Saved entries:
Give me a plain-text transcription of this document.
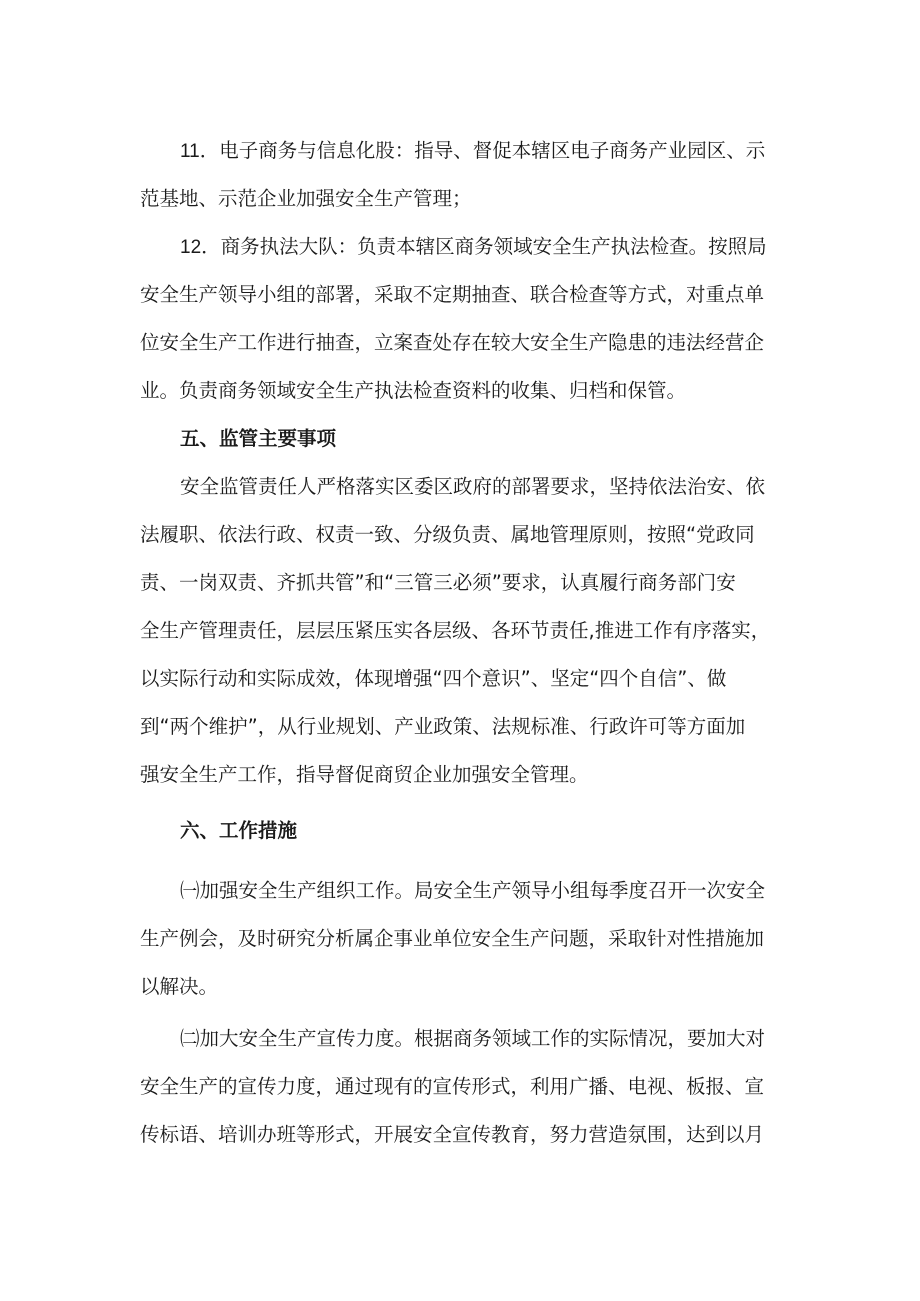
11．电子商务与信息化股：指导、督促本辖区电子商务产业园区、示
范基地、示范企业加强安全生产管理；
12．商务执法大队：负责本辖区商务领域安全生产执法检查。按照局
安全生产领导小组的部署，采取不定期抽查、联合检查等方式，对重点单
位安全生产工作进行抽查，立案查处存在较大安全生产隐患的违法经营企
业。负责商务领域安全生产执法检查资料的收集、归档和保管。
五、监管主要事项
安全监管责任人严格落实区委区政府的部署要求，坚持依法治安、依
法履职、依法行政、权责一致、分级负责、属地管理原则，按照“党政同
责、一岗双责、齐抓共管”和“三管三必须”要求，认真履行商务部门安
全生产管理责任，层层压紧压实各层级、各环节责任,推进工作有序落实，
以实际行动和实际成效，体现增强“四个意识”、坚定“四个自信”、做
到“两个维护”，从行业规划、产业政策、法规标准、行政许可等方面加
强安全生产工作，指导督促商贸企业加强安全管理。
六、工作措施
㈠加强安全生产组织工作。局安全生产领导小组每季度召开一次安全
生产例会，及时研究分析属企事业单位安全生产问题，采取针对性措施加
以解决。
㈡加大安全生产宣传力度。根据商务领域工作的实际情况，要加大对
安全生产的宣传力度，通过现有的宣传形式，利用广播、电视、板报、宣
传标语、培训办班等形式，开展安全宣传教育，努力营造氛围，达到以月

What the task asks »
Reproduce the material word for word. Any pictures should be left out of the copy.

Solution to this problem »
Give me a plain-text transcription of this document.
11．电子商务与信息化股：指导、督促本辖区电子商务产业园区、示
范基地、示范企业加强安全生产管理；
12．商务执法大队：负责本辖区商务领域安全生产执法检查。按照局
安全生产领导小组的部署，采取不定期抽查、联合检查等方式，对重点单
位安全生产工作进行抽查，立案查处存在较大安全生产隐患的违法经营企
业。负责商务领域安全生产执法检查资料的收集、归档和保管。
五、监管主要事项
安全监管责任人严格落实区委区政府的部署要求，坚持依法治安、依
法履职、依法行政、权责一致、分级负责、属地管理原则，按照“党政同
责、一岗双责、齐抓共管”和“三管三必须”要求，认真履行商务部门安
全生产管理责任，层层压紧压实各层级、各环节责任,推进工作有序落实，
以实际行动和实际成效，体现增强“四个意识”、坚定“四个自信”、做
到“两个维护”，从行业规划、产业政策、法规标准、行政许可等方面加
强安全生产工作，指导督促商贸企业加强安全管理。
六、工作措施
㈠加强安全生产组织工作。局安全生产领导小组每季度召开一次安全
生产例会，及时研究分析属企事业单位安全生产问题，采取针对性措施加
以解决。
㈡加大安全生产宣传力度。根据商务领域工作的实际情况，要加大对
安全生产的宣传力度，通过现有的宣传形式，利用广播、电视、板报、宣
传标语、培训办班等形式，开展安全宣传教育，努力营造氛围，达到以月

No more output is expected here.